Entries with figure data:
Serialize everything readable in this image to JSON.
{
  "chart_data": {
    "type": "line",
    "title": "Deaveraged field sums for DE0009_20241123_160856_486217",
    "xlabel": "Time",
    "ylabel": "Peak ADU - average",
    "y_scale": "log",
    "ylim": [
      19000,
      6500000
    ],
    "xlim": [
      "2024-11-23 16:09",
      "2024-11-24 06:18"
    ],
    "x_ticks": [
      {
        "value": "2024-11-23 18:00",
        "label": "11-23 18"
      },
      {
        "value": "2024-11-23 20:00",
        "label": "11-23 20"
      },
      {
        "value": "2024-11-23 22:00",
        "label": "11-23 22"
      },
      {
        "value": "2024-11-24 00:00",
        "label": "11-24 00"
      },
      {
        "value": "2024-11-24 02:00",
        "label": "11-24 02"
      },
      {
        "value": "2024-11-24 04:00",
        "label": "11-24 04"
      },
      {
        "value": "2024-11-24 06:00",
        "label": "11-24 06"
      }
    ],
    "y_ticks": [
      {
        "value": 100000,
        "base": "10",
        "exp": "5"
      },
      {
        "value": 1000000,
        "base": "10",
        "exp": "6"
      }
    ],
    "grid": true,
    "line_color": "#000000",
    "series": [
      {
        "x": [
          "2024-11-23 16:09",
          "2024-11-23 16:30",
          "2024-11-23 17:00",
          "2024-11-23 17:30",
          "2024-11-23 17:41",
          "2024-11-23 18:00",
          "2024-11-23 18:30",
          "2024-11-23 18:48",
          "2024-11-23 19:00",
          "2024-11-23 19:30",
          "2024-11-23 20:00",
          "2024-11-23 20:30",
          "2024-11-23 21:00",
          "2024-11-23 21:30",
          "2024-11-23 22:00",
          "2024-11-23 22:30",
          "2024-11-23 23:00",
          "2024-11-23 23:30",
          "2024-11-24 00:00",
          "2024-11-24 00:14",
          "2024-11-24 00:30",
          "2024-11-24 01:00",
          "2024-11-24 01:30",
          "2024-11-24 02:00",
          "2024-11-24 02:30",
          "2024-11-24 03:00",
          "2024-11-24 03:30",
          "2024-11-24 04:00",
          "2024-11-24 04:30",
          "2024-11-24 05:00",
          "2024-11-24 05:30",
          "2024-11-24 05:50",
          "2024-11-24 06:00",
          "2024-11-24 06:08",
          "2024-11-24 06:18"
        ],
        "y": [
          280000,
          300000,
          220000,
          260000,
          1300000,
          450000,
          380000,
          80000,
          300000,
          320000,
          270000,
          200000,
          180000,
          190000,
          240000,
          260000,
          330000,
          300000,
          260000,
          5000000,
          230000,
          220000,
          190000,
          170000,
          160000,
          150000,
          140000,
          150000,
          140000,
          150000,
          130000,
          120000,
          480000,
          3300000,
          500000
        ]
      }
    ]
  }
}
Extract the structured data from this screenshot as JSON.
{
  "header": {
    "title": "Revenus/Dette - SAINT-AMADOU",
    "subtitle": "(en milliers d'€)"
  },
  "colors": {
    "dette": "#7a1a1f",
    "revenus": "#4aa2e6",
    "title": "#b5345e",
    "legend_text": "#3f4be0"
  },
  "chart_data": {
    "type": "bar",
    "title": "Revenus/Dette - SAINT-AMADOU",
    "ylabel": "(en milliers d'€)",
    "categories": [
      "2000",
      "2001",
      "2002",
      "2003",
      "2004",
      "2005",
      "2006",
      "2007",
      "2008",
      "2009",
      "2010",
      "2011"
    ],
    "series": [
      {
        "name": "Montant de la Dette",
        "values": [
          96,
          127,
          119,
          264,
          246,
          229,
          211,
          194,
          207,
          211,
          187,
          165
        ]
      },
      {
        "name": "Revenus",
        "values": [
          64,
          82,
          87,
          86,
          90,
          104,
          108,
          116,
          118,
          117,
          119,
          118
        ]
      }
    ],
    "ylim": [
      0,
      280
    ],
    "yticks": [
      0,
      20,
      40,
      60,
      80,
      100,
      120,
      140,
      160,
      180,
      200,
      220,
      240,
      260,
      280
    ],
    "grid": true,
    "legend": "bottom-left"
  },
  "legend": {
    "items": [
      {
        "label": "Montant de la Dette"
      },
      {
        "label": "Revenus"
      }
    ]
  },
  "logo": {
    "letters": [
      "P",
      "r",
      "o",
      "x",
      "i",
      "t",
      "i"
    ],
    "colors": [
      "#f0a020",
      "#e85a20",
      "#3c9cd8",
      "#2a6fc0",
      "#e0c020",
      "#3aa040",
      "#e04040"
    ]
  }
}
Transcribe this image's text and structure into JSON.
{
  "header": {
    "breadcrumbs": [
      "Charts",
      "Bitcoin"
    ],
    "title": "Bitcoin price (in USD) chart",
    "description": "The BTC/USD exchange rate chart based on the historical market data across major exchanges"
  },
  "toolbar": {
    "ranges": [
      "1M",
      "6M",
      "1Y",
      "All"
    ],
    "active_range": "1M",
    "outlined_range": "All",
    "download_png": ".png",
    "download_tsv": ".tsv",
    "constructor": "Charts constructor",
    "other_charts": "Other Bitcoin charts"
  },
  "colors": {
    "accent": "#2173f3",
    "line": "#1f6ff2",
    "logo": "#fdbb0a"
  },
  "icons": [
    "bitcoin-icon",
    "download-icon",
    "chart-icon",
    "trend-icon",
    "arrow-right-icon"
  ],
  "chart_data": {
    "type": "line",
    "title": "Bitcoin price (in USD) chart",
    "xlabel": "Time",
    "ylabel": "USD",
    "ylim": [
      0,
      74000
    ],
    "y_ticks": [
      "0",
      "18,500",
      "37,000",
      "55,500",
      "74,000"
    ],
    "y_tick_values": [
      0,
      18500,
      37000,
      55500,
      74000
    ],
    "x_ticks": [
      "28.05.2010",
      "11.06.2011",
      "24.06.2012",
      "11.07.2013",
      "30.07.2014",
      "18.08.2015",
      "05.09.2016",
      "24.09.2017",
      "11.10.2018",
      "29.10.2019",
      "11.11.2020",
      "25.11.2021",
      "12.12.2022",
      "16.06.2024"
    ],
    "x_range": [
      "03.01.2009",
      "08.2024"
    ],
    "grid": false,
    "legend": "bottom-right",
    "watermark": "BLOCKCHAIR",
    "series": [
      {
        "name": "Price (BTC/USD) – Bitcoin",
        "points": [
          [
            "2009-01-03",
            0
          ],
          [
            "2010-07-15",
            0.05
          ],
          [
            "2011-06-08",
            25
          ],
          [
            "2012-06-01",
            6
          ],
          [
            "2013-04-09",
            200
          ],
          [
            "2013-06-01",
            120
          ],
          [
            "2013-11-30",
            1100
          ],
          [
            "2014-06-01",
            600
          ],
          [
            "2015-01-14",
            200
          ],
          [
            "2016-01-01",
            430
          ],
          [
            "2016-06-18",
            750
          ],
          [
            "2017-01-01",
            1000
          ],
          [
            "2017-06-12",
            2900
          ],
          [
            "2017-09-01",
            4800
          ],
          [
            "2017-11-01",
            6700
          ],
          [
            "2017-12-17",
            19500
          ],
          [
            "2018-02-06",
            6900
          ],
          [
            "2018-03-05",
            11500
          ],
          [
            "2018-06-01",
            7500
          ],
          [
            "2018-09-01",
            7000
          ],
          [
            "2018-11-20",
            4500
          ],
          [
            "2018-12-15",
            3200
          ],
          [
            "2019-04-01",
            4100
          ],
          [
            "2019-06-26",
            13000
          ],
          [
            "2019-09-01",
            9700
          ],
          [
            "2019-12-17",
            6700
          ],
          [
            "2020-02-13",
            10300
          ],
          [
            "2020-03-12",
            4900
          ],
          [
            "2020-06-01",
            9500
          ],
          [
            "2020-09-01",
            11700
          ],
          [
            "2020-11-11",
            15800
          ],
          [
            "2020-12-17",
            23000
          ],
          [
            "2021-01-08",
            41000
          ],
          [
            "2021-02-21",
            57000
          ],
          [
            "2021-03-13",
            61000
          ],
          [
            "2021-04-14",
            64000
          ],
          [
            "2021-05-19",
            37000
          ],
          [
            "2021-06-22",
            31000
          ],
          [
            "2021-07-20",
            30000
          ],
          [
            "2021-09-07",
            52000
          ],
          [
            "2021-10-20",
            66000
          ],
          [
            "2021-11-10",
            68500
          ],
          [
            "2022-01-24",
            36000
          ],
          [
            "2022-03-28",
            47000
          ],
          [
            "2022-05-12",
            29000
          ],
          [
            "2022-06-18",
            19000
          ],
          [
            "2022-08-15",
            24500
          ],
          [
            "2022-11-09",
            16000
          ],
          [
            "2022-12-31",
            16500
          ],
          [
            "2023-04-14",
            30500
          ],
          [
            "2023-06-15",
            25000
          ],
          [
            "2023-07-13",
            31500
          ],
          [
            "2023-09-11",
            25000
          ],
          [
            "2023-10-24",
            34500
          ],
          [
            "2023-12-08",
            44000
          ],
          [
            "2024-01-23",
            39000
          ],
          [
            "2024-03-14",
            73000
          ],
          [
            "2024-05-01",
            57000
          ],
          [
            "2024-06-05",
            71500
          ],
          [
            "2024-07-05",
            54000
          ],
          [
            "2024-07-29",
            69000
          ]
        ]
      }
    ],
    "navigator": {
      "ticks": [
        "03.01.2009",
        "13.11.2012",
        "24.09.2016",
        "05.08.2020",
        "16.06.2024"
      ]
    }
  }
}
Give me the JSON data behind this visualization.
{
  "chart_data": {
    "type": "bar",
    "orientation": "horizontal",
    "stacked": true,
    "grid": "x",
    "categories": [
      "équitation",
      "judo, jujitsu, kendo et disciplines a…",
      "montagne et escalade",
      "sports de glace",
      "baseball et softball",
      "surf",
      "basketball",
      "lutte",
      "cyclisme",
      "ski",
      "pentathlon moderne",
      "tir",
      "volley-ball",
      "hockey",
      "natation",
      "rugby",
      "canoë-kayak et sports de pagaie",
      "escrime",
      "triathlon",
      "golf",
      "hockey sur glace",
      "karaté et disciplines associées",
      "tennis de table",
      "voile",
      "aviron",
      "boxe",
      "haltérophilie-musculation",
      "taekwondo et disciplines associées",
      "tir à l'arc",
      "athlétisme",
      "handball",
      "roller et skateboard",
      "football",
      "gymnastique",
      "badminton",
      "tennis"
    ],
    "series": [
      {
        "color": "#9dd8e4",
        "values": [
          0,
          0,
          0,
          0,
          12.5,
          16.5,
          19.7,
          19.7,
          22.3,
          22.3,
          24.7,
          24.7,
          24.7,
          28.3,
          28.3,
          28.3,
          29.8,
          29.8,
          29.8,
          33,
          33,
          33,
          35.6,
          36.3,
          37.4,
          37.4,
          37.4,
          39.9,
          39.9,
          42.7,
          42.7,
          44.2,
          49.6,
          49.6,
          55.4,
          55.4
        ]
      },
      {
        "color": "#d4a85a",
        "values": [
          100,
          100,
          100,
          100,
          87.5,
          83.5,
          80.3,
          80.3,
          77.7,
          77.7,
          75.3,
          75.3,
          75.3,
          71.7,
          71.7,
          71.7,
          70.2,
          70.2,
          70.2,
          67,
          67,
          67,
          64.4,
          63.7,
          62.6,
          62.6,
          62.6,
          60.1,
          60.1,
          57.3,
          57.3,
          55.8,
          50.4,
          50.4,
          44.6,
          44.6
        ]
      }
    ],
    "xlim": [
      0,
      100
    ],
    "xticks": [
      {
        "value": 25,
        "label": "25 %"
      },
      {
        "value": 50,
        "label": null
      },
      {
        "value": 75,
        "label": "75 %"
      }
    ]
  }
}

◆ Task objective: For each line above that contains the word "sports", copy that line.

◆ Output below:
      "sports de glace",
      "canoë-kayak et sports de pagaie",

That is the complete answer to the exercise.